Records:
■ ■ ■ ■

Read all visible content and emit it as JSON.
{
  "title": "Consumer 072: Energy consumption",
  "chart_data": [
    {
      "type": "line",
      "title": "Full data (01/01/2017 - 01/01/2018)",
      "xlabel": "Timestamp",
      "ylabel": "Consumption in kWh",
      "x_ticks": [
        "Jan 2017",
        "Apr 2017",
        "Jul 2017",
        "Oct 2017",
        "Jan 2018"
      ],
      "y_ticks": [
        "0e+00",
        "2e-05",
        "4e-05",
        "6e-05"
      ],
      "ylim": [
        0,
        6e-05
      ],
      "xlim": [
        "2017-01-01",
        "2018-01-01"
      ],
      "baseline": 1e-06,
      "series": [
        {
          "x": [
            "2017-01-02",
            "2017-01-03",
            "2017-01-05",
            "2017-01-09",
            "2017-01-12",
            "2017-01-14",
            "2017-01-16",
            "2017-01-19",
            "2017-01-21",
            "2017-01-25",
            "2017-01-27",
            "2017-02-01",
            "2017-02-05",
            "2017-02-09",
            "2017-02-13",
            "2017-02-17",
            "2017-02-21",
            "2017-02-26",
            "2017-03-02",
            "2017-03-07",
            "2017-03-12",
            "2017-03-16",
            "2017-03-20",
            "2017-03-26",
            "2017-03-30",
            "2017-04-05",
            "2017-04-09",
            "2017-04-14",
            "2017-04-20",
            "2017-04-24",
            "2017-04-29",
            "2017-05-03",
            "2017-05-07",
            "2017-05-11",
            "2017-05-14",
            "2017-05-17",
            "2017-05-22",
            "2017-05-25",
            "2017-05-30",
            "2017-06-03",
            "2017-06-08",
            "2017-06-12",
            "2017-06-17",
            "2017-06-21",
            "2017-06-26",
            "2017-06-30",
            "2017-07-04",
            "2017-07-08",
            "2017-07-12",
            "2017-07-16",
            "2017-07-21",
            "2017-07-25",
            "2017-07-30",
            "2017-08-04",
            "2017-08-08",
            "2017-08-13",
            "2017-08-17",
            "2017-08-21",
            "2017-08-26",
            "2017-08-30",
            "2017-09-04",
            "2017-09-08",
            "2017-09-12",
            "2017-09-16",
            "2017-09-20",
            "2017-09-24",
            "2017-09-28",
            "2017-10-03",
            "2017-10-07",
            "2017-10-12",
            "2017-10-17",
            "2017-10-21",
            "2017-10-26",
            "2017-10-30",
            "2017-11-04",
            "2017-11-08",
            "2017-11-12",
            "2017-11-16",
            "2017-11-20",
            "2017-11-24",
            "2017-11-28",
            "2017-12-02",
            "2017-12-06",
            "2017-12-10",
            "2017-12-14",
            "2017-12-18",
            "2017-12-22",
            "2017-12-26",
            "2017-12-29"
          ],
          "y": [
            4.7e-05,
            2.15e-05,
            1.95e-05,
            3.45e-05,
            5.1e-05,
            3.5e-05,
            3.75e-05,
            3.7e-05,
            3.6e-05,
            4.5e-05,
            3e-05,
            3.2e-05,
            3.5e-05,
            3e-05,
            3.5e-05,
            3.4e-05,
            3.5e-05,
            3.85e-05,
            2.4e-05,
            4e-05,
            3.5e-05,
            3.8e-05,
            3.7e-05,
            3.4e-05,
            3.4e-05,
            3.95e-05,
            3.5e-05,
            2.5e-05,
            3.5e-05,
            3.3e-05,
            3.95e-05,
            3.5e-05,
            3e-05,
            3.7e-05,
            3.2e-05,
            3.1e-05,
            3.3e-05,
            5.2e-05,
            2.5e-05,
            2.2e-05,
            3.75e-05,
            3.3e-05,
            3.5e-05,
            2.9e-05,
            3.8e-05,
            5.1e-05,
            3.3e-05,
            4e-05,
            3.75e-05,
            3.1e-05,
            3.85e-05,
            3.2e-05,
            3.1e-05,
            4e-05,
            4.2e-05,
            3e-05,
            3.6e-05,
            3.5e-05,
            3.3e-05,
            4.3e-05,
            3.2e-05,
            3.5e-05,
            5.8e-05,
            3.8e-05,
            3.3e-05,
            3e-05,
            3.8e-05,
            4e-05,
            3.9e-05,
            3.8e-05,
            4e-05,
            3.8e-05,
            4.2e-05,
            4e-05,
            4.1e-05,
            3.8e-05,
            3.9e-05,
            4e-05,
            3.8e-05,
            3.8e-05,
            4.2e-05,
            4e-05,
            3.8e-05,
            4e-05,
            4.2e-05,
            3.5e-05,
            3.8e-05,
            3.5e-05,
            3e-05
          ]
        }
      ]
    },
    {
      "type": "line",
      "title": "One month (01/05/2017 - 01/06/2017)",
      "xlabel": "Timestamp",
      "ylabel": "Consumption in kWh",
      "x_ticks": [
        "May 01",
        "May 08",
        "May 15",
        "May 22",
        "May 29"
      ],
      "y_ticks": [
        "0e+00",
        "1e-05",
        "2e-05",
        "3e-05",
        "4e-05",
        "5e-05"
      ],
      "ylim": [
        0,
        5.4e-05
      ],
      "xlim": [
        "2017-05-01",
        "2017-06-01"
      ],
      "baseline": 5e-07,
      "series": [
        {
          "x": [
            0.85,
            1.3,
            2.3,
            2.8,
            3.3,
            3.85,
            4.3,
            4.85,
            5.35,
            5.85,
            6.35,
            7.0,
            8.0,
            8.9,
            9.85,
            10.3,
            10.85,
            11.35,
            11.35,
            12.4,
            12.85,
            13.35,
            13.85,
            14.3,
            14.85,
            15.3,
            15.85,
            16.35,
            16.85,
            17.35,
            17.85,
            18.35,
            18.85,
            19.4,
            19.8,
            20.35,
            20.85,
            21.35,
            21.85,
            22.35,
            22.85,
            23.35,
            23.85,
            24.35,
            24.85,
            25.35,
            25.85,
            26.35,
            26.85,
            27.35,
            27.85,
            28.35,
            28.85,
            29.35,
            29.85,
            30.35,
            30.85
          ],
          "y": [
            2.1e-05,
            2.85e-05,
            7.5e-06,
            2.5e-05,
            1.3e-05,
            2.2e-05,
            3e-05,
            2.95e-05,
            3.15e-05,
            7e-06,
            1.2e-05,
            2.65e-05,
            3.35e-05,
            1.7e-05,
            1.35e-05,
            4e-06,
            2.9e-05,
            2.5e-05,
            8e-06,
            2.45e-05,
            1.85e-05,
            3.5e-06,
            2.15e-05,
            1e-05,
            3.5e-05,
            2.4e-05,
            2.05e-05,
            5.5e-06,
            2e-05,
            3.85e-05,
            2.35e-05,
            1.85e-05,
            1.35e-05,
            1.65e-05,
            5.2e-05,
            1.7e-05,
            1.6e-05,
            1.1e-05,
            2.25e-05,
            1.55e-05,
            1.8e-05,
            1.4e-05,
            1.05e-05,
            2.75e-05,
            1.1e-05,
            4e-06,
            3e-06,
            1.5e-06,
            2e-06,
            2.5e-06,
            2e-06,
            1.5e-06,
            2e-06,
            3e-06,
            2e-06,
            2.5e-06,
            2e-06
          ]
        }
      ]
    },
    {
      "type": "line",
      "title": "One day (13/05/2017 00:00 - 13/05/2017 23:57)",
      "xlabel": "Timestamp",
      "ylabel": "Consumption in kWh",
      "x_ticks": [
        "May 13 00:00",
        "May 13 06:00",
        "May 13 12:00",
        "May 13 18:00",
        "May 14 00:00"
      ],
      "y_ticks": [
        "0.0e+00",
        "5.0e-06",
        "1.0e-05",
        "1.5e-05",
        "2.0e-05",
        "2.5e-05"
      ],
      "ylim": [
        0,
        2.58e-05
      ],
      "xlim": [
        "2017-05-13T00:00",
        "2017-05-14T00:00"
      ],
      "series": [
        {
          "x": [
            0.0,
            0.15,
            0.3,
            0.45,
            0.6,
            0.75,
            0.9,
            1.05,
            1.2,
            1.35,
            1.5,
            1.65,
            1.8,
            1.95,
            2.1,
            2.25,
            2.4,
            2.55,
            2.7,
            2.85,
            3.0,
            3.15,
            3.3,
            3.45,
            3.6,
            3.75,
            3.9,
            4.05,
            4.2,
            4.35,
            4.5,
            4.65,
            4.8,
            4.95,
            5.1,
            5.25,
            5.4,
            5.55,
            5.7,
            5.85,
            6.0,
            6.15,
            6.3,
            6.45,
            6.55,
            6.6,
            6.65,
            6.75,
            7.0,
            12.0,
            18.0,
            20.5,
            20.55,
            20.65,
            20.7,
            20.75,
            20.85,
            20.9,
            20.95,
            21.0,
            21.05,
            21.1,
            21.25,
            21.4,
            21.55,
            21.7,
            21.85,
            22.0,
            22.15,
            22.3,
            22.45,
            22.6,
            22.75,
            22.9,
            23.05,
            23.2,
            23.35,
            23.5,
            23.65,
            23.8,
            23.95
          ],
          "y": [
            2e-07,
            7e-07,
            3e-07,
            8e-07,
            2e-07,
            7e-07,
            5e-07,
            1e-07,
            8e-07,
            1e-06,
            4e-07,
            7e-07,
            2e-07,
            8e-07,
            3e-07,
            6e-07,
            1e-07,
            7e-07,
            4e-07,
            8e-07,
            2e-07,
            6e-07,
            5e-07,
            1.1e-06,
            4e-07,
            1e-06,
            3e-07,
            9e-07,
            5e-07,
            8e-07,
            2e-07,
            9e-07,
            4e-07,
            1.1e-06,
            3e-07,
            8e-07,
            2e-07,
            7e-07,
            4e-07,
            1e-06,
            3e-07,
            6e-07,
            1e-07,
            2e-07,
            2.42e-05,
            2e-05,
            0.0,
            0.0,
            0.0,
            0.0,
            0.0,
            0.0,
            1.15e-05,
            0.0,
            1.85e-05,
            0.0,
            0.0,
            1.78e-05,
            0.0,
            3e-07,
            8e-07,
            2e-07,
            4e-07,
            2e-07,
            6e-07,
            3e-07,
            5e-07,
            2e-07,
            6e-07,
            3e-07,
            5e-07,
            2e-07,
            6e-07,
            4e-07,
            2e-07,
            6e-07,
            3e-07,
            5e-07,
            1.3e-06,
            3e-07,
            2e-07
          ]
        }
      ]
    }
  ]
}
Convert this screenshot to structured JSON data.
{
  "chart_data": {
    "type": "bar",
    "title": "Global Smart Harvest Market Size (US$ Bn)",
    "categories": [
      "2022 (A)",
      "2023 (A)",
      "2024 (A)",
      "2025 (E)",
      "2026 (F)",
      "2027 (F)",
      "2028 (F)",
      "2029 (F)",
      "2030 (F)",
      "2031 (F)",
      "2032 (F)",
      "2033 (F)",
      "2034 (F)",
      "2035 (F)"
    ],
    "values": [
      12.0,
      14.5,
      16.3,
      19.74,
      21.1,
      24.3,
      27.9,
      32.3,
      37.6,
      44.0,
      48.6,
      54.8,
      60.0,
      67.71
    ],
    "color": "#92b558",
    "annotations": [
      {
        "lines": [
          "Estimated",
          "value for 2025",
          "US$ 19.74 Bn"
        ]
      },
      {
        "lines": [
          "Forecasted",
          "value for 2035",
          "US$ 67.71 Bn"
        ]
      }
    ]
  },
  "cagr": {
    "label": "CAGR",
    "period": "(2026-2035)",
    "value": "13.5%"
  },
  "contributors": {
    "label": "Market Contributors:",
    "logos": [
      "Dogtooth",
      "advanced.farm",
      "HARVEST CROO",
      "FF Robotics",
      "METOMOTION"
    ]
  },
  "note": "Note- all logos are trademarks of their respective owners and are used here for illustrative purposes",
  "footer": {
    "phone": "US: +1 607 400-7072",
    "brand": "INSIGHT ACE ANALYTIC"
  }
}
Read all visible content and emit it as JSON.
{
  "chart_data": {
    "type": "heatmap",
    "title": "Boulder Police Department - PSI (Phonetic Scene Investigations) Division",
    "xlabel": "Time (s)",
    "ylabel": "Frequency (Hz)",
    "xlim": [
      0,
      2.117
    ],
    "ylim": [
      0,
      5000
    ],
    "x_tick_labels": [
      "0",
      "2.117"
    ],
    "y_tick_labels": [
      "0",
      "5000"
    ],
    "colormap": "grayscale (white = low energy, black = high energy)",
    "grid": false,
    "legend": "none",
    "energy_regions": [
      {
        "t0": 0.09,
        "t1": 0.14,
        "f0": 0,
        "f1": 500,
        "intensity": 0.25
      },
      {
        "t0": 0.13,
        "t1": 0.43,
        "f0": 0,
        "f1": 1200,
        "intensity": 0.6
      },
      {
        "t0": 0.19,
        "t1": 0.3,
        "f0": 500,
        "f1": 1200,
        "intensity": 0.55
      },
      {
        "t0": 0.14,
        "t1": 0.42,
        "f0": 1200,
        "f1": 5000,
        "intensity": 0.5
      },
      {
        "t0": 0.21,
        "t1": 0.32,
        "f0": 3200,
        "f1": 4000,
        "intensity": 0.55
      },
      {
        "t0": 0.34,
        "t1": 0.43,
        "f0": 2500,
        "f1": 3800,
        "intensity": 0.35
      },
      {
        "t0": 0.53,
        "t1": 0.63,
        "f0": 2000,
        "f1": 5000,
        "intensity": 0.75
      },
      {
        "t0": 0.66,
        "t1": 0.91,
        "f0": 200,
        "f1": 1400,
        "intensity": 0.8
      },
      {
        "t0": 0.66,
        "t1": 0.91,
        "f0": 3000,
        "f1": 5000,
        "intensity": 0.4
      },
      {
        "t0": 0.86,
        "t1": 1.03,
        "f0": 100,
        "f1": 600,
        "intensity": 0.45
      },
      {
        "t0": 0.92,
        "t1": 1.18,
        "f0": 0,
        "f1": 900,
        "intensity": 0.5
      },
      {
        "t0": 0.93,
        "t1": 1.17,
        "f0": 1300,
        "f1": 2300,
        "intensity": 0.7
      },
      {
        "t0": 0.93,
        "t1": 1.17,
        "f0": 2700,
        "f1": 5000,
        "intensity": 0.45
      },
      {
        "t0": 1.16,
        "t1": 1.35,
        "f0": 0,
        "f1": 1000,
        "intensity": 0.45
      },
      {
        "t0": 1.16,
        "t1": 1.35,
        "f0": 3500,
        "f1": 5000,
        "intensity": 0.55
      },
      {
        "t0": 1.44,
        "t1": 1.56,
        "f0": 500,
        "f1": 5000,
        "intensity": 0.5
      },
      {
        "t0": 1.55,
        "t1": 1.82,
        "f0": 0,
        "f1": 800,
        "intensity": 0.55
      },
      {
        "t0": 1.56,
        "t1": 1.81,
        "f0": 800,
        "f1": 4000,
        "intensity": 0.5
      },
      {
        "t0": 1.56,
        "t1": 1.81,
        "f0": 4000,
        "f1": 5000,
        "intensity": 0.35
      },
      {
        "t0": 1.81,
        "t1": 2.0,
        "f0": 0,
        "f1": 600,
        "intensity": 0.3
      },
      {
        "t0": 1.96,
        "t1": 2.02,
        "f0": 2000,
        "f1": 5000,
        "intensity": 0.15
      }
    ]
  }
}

■ ■ ■ ■

* _Short problem_: Show every line in the entries where the string "Market" occurs.

* _Solution for this problem_:
    "title": "Global Smart Harvest Market Size (US$ Bn)",
    "label": "Market Contributors:",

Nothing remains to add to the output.